**What you will do**
From the listing below, extract each line containing the string "assets".

(Collected data entries)
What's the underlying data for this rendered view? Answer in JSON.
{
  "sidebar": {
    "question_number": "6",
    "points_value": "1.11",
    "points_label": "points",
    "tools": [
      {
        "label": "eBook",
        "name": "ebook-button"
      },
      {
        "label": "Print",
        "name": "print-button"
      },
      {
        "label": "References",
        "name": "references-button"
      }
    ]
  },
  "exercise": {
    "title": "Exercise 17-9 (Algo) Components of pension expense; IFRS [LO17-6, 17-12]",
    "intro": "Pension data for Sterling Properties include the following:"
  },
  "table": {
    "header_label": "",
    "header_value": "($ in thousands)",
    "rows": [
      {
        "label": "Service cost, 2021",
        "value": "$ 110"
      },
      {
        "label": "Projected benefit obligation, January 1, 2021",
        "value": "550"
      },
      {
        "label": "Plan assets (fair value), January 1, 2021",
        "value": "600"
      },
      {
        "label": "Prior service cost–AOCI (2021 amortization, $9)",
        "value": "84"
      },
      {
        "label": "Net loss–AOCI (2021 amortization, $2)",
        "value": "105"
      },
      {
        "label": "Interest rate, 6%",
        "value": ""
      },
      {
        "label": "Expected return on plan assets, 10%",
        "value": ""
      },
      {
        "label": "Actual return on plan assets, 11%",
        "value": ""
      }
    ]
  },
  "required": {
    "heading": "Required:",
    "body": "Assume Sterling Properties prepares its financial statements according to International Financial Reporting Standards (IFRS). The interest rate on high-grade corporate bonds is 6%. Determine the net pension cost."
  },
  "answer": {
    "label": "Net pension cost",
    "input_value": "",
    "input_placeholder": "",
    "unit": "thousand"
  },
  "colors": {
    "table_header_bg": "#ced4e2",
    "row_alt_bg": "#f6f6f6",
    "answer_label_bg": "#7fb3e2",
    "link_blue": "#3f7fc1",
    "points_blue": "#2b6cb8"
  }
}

**Response**
        "label": "Plan assets (fair value), January 1, 2021",
        "label": "Expected return on plan assets, 10%",
        "label": "Actual return on plan assets, 11%",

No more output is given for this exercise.